Select all lines with the string "Delete" in them, and copy those lines.

— START Records provided —

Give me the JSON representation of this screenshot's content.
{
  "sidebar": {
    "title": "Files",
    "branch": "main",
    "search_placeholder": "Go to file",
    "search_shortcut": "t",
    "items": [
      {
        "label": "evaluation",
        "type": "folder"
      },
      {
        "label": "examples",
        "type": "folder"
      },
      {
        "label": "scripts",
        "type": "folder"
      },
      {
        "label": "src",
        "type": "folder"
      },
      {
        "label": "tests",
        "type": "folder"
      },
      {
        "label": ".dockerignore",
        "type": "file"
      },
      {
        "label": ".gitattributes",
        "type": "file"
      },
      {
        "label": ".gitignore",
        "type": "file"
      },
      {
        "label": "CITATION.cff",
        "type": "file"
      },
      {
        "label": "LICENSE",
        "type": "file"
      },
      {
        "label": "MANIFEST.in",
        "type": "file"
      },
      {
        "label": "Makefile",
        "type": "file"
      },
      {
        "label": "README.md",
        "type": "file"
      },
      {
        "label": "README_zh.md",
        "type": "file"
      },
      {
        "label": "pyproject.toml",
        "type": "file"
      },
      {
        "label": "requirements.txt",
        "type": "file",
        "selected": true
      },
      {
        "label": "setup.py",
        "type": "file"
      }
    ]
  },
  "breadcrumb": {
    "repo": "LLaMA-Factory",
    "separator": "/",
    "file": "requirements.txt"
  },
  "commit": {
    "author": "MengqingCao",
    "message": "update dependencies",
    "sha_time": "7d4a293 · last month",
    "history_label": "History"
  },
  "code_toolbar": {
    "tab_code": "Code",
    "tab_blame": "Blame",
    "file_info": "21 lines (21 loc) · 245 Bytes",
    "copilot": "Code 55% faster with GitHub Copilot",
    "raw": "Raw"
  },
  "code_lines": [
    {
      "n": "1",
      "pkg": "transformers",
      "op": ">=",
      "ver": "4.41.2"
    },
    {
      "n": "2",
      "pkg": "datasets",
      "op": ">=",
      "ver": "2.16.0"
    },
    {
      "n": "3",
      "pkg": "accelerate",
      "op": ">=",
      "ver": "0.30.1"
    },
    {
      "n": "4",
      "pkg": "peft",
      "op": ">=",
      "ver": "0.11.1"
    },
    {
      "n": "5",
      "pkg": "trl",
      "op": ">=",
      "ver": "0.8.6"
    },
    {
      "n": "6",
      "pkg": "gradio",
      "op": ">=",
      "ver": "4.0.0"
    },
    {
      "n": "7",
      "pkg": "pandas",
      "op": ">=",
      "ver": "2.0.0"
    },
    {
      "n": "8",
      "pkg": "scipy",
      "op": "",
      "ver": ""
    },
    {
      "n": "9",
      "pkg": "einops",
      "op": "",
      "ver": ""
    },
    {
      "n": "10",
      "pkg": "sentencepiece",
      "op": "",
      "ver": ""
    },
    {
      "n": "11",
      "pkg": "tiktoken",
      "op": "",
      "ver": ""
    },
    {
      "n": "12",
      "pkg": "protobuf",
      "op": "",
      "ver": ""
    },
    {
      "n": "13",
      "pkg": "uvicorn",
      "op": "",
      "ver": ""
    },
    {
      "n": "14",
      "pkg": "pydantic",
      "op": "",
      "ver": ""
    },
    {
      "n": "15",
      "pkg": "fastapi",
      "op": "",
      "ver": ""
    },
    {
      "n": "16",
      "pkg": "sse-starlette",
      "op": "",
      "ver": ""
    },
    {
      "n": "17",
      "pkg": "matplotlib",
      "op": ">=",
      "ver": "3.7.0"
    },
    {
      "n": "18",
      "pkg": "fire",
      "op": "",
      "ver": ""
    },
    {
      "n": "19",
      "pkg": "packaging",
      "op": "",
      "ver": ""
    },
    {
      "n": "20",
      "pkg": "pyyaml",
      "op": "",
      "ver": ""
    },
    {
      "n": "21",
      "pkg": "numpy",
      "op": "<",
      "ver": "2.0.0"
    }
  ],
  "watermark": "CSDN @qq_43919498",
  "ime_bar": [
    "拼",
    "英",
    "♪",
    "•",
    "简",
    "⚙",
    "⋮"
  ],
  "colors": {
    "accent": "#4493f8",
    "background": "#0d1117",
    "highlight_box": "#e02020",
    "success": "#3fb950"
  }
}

— END Records provided —
— START Records provided —

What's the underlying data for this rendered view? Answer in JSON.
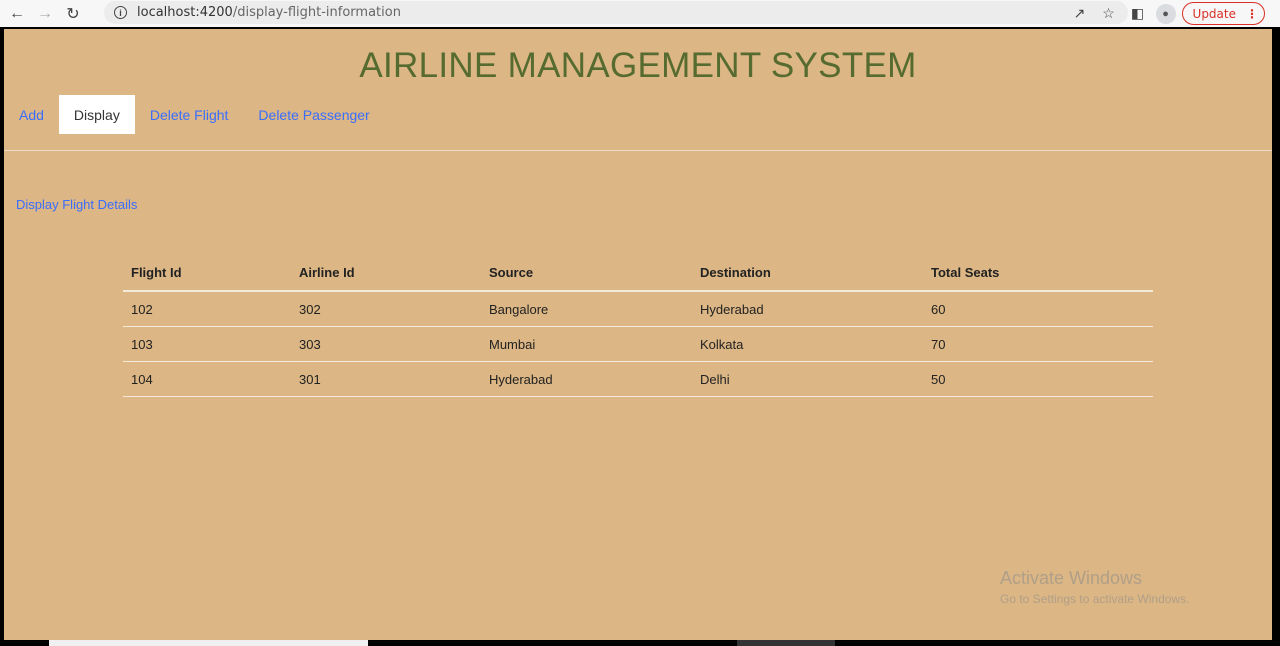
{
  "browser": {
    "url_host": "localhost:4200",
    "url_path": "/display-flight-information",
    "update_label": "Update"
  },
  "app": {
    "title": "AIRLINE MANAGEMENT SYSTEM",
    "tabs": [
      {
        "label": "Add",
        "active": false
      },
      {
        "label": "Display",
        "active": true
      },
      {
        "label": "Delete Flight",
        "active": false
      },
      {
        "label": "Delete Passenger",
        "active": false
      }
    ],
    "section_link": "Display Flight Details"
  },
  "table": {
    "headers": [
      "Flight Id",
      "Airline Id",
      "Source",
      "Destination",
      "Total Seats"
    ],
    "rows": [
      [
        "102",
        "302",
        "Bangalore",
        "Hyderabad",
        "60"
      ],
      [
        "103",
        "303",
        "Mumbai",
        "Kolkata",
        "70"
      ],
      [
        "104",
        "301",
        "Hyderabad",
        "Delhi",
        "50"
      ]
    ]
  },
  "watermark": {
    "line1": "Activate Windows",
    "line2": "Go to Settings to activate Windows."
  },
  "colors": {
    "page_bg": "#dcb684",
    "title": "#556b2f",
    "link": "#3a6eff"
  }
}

— END Records provided —

• [Output for this exercise]
        "label": "Delete Flight",
        "label": "Delete Passenger",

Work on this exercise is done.